--- begin Provided records ---

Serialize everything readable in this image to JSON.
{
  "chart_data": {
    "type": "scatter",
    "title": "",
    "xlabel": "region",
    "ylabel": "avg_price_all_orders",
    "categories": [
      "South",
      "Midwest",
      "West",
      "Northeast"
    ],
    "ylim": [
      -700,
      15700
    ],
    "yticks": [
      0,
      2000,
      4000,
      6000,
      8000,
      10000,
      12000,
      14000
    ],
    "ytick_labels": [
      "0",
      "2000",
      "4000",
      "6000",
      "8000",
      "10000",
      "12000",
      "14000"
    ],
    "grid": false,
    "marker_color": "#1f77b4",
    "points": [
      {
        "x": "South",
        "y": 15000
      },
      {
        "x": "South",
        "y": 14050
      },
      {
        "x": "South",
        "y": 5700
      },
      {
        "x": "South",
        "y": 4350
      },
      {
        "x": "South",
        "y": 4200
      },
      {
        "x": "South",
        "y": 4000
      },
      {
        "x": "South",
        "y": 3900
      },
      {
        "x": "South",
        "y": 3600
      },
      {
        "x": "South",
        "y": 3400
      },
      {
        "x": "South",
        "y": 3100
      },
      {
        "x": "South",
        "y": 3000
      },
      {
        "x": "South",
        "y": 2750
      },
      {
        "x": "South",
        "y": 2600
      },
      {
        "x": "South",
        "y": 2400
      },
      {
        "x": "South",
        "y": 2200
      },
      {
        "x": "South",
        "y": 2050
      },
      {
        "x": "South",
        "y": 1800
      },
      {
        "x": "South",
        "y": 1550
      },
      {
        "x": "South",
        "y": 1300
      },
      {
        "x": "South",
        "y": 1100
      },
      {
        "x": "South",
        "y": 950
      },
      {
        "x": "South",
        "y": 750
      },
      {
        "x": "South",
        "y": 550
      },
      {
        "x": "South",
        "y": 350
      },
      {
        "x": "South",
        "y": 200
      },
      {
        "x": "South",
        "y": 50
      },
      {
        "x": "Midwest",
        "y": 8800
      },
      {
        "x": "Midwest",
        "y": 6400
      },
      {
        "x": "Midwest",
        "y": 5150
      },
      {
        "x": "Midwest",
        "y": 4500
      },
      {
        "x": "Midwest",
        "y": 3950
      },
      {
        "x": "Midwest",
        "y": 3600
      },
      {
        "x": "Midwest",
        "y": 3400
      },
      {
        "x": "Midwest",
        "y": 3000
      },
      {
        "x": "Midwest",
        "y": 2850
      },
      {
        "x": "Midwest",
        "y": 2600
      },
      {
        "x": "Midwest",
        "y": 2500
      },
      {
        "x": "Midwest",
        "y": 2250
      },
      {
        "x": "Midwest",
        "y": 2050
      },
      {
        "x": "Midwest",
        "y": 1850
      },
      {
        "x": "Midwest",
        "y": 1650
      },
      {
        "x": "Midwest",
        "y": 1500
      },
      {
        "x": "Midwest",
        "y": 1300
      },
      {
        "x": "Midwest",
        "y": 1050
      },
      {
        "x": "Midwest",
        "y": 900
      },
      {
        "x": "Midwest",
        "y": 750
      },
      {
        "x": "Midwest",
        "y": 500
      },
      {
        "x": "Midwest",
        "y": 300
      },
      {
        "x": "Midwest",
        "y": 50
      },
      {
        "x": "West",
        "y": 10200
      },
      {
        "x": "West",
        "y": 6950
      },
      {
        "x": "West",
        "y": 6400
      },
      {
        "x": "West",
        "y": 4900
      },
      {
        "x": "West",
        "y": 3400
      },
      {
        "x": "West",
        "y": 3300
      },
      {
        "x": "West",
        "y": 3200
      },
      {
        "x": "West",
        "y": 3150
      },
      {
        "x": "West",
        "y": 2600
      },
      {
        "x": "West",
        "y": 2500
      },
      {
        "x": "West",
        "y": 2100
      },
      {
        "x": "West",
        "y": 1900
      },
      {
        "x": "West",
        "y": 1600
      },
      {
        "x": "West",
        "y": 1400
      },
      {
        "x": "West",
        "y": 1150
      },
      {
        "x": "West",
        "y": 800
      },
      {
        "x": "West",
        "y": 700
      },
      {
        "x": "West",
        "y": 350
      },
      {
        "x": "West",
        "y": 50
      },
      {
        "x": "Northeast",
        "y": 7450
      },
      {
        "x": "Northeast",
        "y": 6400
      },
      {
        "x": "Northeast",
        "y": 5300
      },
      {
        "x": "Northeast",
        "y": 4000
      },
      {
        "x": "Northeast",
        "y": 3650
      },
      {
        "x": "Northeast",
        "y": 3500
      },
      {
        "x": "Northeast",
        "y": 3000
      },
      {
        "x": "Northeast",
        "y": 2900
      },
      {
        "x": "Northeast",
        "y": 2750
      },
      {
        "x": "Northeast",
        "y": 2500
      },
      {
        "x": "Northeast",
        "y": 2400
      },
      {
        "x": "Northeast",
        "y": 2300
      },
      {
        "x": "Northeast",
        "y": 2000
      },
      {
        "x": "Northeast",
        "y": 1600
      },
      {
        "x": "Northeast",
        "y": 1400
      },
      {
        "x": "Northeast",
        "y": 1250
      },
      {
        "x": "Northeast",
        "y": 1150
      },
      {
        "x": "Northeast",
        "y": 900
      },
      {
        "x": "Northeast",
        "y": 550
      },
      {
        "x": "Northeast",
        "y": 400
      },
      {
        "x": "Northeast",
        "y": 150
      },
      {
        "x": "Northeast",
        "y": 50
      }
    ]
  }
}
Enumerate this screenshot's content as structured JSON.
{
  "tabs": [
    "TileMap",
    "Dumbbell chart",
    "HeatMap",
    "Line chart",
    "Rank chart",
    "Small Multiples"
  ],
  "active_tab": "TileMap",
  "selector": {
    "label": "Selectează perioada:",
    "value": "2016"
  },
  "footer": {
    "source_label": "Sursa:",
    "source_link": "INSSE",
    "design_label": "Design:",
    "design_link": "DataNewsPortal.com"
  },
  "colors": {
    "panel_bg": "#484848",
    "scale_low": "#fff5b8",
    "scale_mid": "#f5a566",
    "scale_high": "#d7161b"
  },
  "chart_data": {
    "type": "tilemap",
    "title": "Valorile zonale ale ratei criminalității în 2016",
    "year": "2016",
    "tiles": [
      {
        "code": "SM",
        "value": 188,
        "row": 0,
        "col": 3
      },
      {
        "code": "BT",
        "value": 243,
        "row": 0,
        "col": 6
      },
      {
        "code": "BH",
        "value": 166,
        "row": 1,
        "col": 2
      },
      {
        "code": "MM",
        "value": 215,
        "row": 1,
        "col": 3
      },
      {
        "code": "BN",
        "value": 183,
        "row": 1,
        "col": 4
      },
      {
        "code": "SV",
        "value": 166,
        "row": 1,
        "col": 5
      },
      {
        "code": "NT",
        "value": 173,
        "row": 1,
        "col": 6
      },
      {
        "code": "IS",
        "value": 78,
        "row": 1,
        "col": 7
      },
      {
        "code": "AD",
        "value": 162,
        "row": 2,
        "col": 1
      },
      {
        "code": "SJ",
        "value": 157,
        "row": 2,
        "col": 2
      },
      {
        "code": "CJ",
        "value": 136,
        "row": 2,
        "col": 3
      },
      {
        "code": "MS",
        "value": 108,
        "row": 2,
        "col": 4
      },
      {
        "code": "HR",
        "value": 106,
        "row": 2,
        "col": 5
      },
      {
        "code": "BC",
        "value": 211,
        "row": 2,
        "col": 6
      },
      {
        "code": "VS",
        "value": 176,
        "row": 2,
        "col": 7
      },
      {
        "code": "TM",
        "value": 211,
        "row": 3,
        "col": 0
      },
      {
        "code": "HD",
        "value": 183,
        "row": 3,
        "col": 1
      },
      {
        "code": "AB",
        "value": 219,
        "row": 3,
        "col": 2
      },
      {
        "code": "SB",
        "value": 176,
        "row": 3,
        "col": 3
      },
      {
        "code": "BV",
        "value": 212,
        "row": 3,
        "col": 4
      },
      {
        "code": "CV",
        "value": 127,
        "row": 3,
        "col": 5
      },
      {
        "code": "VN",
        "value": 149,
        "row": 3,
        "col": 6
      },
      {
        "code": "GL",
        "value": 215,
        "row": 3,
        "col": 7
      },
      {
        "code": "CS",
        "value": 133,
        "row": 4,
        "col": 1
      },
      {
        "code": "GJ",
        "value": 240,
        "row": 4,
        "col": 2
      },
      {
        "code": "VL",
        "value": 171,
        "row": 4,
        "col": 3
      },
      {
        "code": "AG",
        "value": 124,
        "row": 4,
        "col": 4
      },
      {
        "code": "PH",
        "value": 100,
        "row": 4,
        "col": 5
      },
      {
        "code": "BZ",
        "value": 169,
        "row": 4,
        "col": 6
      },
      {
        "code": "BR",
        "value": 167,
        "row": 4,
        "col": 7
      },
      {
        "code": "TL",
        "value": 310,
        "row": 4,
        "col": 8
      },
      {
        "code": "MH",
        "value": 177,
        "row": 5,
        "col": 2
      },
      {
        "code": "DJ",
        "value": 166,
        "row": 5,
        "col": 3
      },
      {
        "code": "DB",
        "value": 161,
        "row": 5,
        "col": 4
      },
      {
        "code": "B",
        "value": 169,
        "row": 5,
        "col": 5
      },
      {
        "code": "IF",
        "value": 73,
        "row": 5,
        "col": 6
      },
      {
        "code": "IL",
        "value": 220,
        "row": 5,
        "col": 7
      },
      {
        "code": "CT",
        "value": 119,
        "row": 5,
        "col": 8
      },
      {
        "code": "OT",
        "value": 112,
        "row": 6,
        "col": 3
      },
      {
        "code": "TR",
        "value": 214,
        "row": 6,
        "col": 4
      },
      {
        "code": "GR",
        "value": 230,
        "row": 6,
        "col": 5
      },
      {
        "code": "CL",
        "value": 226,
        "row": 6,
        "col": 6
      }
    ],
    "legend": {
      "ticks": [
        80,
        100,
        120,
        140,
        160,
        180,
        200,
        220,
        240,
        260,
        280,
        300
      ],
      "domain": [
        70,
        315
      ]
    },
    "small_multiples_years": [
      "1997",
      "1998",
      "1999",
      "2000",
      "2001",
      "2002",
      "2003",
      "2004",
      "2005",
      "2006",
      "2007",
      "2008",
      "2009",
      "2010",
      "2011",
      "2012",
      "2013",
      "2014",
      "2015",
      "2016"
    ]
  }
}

--- end Provided records ---

* **Set task**
Lines containing the string "JSON" are to be selected and copied.

* **Reply**
Serialize everything readable in this image to JSON.
Enumerate this screenshot's content as structured JSON.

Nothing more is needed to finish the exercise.